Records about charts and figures
○ ○ ○ ○ ○
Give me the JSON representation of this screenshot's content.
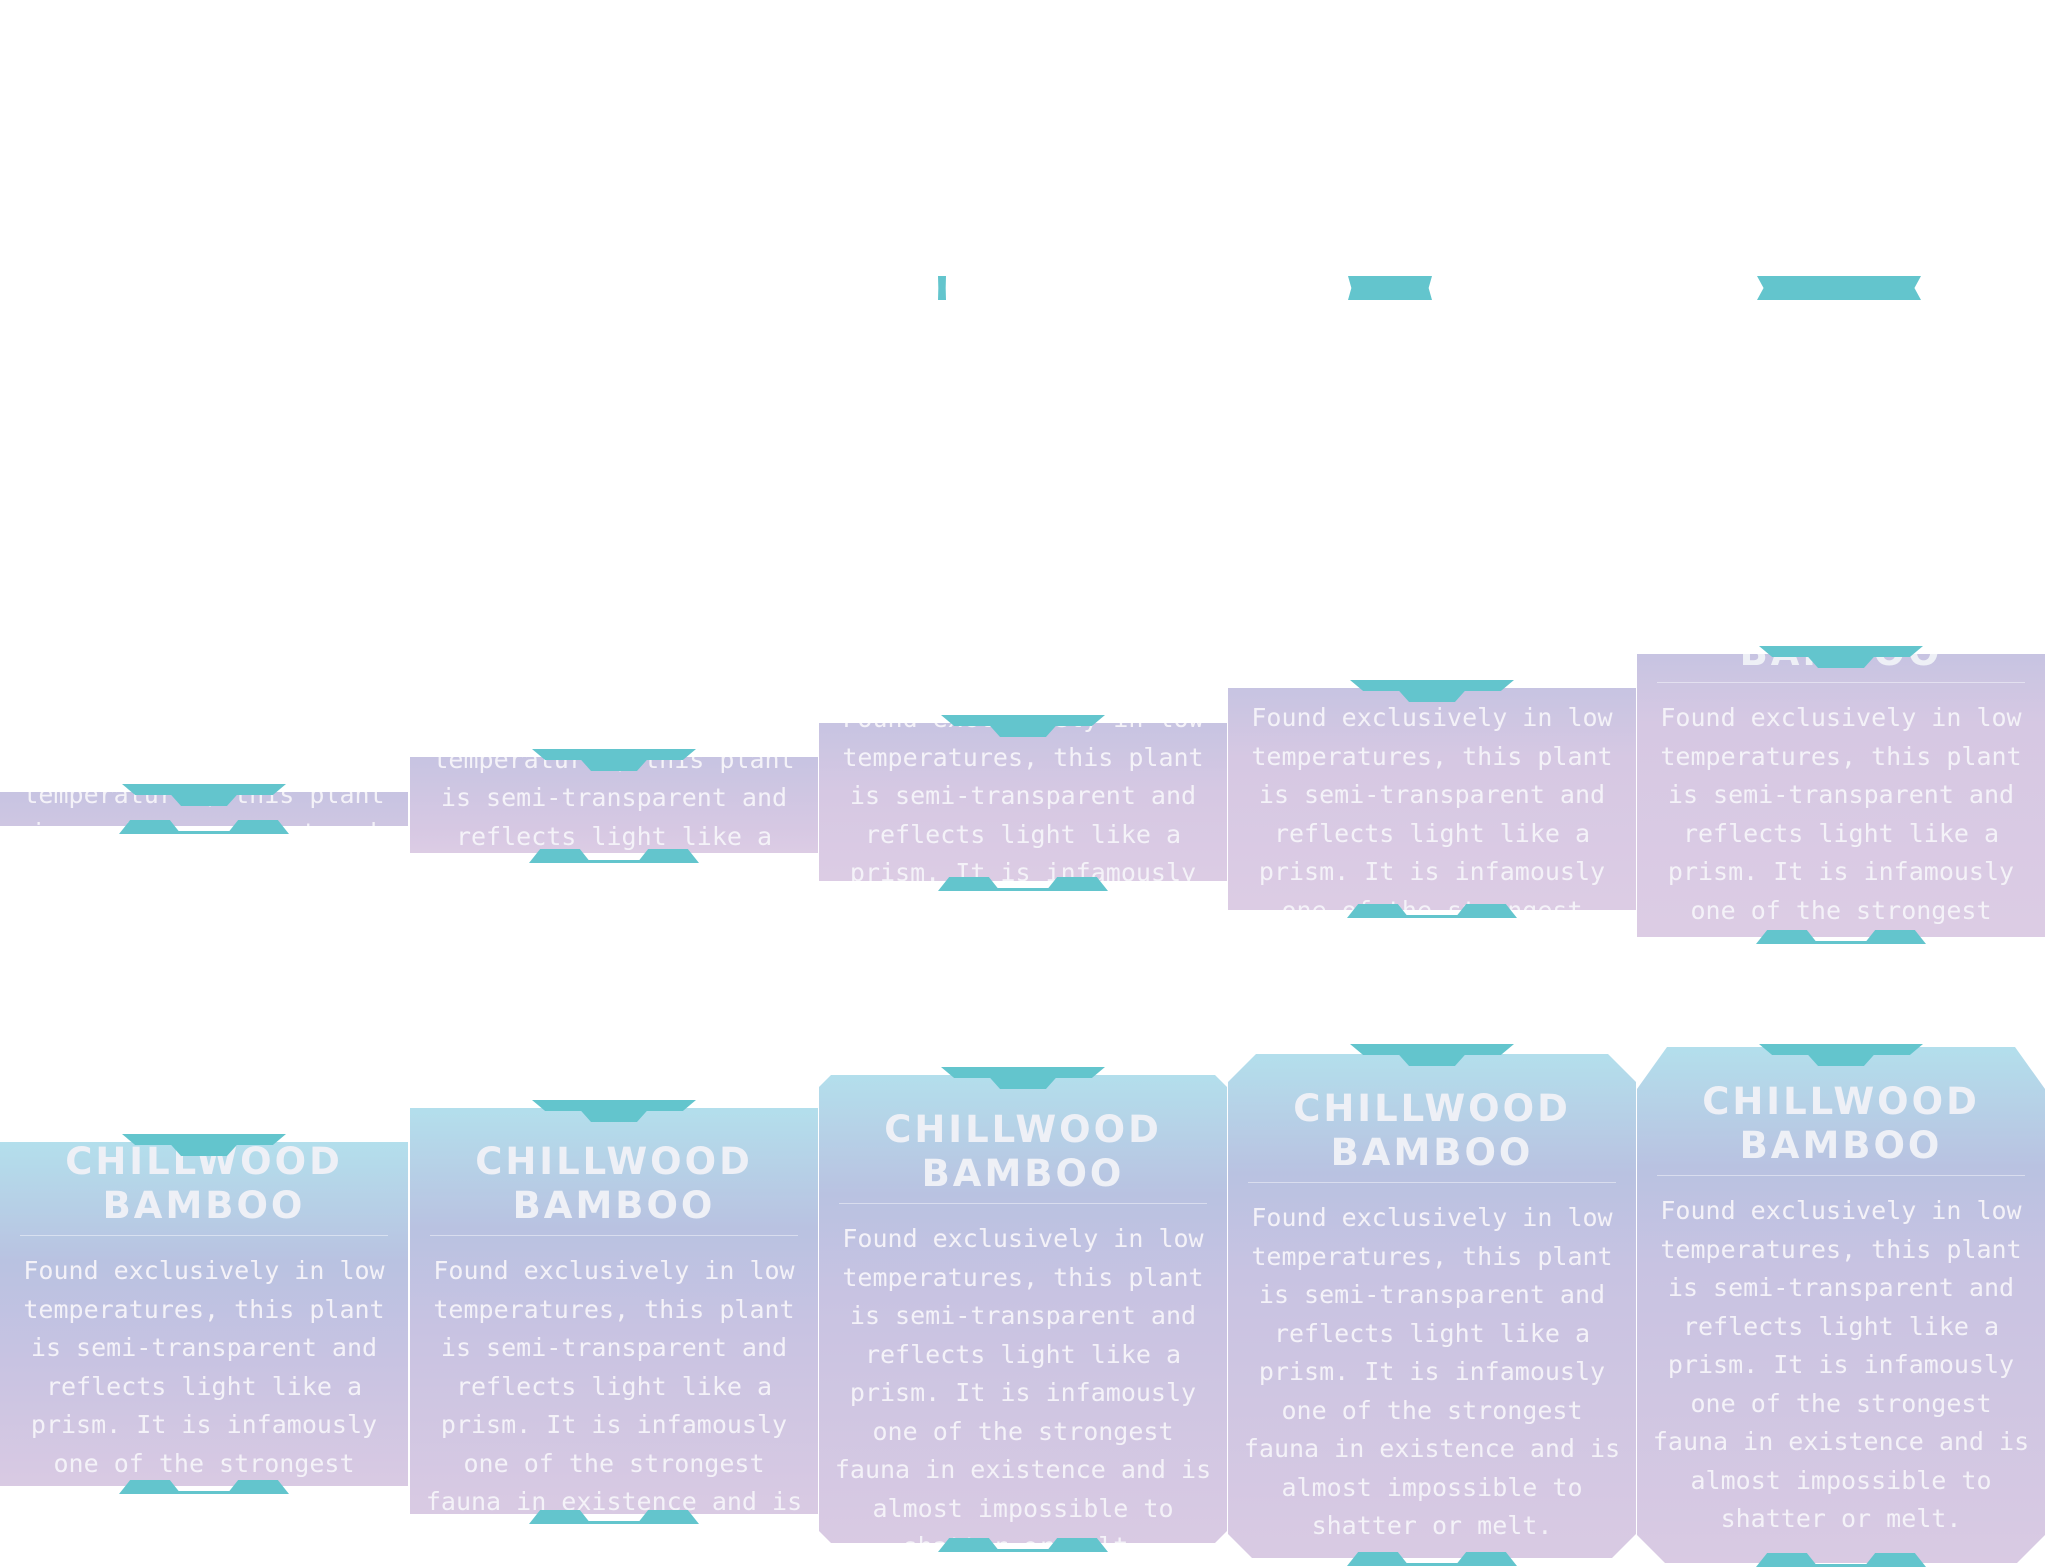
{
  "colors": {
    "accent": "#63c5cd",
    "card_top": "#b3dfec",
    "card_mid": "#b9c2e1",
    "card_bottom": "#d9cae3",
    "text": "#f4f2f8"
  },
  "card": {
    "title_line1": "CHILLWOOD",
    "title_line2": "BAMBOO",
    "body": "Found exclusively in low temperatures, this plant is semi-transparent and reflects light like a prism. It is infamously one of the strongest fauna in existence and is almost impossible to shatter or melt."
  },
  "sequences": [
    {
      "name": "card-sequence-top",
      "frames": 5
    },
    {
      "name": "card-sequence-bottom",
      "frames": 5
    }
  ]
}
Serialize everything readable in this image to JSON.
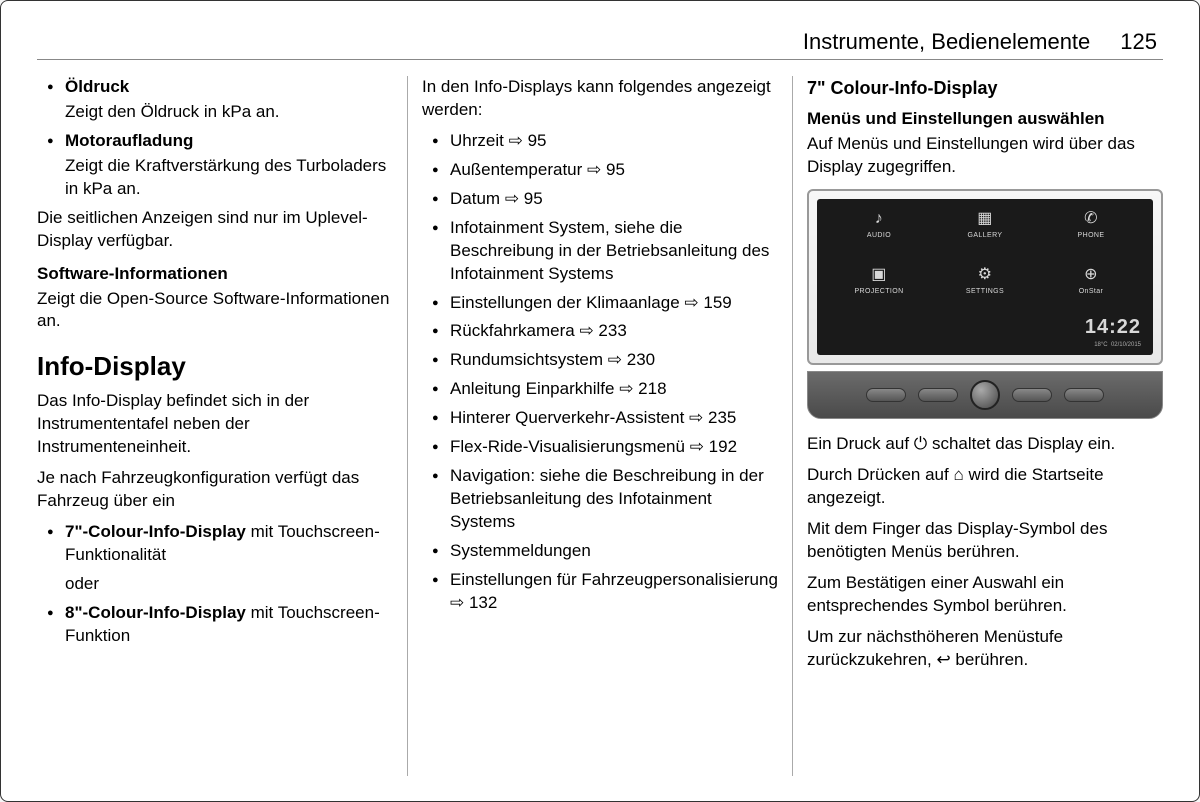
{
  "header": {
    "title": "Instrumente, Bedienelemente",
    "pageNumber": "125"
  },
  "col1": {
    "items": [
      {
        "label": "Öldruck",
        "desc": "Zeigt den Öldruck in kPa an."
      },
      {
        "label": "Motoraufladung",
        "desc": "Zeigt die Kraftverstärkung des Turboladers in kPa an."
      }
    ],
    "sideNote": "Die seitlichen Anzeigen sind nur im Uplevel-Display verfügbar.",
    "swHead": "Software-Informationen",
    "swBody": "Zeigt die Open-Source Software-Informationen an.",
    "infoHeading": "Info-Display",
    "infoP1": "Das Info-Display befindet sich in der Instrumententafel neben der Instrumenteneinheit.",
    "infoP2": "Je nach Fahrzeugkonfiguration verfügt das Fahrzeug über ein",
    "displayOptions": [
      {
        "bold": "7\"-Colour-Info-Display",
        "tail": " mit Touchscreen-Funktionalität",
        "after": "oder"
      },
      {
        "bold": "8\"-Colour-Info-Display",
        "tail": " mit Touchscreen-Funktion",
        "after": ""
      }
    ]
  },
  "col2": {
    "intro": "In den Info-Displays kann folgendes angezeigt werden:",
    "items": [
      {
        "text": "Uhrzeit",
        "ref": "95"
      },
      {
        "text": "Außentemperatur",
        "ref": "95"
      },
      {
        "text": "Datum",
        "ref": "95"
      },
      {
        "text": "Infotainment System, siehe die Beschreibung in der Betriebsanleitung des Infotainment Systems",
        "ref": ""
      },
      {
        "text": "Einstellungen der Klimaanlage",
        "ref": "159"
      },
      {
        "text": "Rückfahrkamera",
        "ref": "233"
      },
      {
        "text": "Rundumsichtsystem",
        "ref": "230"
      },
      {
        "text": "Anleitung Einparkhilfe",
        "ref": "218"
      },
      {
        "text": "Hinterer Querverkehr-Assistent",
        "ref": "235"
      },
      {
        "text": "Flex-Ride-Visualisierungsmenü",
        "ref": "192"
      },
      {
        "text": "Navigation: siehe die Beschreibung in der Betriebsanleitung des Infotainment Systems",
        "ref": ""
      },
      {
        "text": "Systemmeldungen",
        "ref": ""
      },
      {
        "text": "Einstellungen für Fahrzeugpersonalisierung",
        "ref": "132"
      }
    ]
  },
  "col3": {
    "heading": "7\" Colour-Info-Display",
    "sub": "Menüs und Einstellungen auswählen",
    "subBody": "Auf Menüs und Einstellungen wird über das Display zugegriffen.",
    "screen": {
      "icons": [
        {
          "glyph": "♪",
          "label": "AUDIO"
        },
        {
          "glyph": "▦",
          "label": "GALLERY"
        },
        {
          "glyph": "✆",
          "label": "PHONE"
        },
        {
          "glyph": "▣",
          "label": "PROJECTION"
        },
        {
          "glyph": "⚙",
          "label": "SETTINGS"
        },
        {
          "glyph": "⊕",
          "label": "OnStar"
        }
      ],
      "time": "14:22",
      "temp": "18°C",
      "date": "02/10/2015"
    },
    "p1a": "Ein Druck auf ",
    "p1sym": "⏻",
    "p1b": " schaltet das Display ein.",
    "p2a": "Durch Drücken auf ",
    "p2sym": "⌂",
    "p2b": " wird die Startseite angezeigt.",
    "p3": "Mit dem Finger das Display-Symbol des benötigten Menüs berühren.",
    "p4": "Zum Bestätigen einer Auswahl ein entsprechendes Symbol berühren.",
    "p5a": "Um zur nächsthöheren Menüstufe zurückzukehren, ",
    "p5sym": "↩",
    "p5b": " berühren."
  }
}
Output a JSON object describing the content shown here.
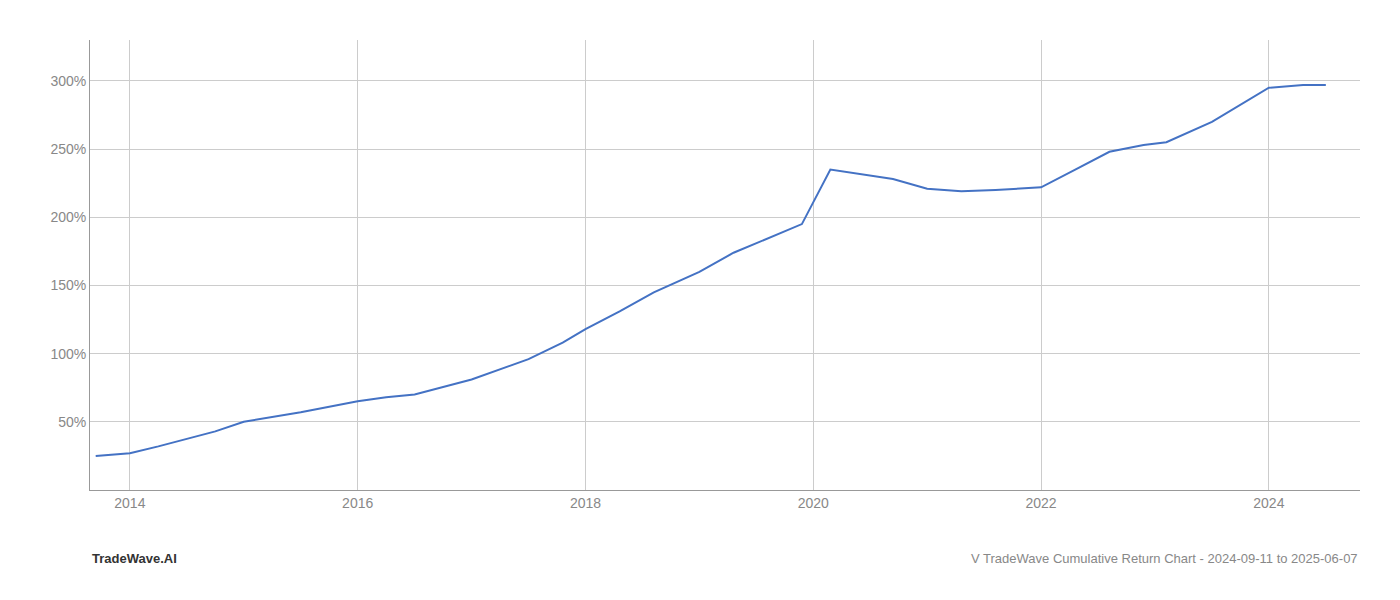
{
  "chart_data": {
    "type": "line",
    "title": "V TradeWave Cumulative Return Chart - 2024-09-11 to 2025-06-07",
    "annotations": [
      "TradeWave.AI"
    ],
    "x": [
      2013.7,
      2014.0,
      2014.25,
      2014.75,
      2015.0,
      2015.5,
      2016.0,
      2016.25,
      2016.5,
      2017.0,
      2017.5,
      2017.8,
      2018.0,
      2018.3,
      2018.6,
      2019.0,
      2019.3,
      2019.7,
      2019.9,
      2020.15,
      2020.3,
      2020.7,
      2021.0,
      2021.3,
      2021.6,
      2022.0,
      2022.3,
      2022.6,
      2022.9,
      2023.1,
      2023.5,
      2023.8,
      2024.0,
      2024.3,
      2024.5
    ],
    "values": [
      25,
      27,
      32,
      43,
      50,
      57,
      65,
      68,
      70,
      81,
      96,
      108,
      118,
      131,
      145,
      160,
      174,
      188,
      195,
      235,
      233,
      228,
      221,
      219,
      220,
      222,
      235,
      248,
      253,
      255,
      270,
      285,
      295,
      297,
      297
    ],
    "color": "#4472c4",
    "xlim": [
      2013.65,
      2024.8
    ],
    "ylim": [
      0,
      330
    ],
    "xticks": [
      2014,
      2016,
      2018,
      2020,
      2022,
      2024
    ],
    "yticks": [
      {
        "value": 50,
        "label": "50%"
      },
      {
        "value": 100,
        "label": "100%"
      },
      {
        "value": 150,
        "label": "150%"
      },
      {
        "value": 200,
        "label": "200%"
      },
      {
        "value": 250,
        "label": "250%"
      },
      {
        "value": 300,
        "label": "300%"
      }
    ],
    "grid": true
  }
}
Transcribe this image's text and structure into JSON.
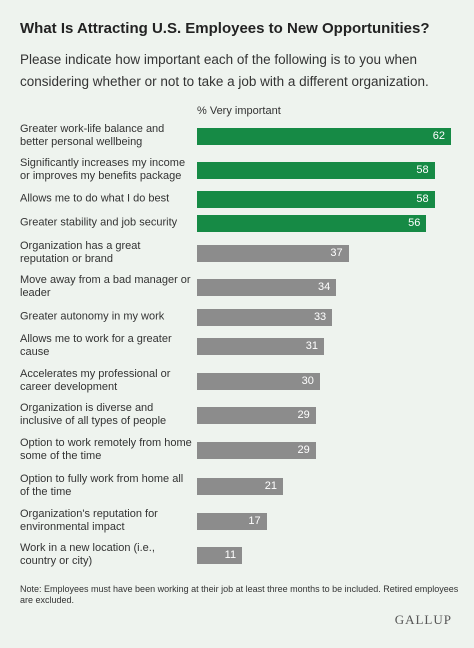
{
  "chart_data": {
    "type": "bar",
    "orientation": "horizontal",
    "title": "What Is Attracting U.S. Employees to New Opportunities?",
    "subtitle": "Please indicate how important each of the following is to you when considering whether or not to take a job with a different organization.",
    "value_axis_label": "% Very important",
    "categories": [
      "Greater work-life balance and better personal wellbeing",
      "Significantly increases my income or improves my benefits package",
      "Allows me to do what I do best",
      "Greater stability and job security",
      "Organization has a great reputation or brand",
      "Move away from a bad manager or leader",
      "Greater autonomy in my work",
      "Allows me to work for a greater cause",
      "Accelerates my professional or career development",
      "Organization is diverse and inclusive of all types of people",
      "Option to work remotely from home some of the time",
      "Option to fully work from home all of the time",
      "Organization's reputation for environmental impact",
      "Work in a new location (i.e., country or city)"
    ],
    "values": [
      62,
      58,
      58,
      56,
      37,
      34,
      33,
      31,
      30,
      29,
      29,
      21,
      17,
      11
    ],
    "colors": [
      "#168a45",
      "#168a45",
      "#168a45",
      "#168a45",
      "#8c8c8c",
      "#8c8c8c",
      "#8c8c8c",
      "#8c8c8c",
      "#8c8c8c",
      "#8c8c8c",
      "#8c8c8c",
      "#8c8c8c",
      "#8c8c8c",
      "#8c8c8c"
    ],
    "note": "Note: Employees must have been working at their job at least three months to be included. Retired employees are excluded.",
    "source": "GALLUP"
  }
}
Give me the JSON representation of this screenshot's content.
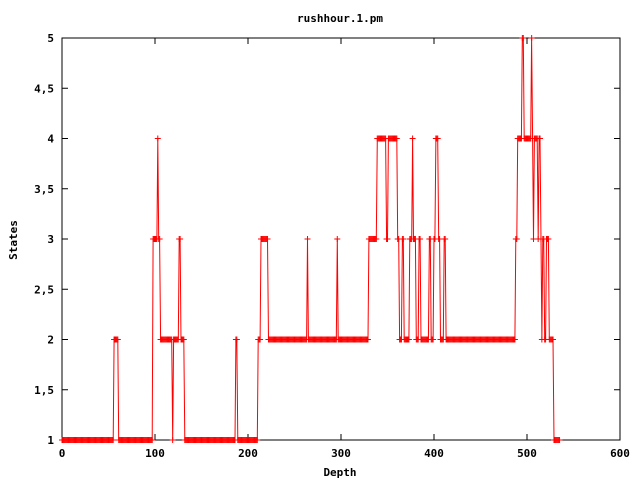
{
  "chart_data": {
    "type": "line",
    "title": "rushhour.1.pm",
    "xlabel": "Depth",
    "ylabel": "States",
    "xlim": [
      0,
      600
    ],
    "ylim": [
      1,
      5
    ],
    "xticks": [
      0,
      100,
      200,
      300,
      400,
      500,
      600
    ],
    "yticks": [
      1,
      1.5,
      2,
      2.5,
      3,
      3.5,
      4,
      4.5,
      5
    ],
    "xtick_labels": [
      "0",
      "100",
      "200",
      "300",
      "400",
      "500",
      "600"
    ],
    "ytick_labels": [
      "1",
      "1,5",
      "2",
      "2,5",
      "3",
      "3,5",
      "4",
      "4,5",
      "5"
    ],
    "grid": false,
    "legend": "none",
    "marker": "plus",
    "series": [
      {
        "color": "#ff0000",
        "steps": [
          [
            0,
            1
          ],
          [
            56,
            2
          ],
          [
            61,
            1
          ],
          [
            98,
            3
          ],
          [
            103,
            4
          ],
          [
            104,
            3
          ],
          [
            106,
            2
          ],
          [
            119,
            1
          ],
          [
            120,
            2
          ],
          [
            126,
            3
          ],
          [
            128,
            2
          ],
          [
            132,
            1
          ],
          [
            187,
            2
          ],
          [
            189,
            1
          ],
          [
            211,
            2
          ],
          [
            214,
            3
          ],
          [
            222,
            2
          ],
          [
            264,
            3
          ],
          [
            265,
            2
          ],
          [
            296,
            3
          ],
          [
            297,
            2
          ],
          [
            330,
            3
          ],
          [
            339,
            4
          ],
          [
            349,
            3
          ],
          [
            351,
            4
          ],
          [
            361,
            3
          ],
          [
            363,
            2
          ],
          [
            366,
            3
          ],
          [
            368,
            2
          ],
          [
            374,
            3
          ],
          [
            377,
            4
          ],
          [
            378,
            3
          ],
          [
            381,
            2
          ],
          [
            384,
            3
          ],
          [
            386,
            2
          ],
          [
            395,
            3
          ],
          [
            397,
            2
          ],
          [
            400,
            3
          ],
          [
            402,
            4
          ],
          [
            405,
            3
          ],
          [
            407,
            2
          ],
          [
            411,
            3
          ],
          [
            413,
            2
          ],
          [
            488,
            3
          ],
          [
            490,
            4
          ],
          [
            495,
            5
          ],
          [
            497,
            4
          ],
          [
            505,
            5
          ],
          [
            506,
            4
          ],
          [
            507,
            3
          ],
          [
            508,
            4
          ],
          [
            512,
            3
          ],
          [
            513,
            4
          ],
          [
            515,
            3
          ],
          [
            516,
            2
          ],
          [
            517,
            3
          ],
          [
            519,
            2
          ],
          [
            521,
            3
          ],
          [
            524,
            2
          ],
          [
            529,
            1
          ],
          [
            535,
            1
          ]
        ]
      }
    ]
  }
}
○ ○ ○ ○ ○
Tally the lines above containing "Software". Answer with the count only.

_EXERCISE RESPONSE:_ 2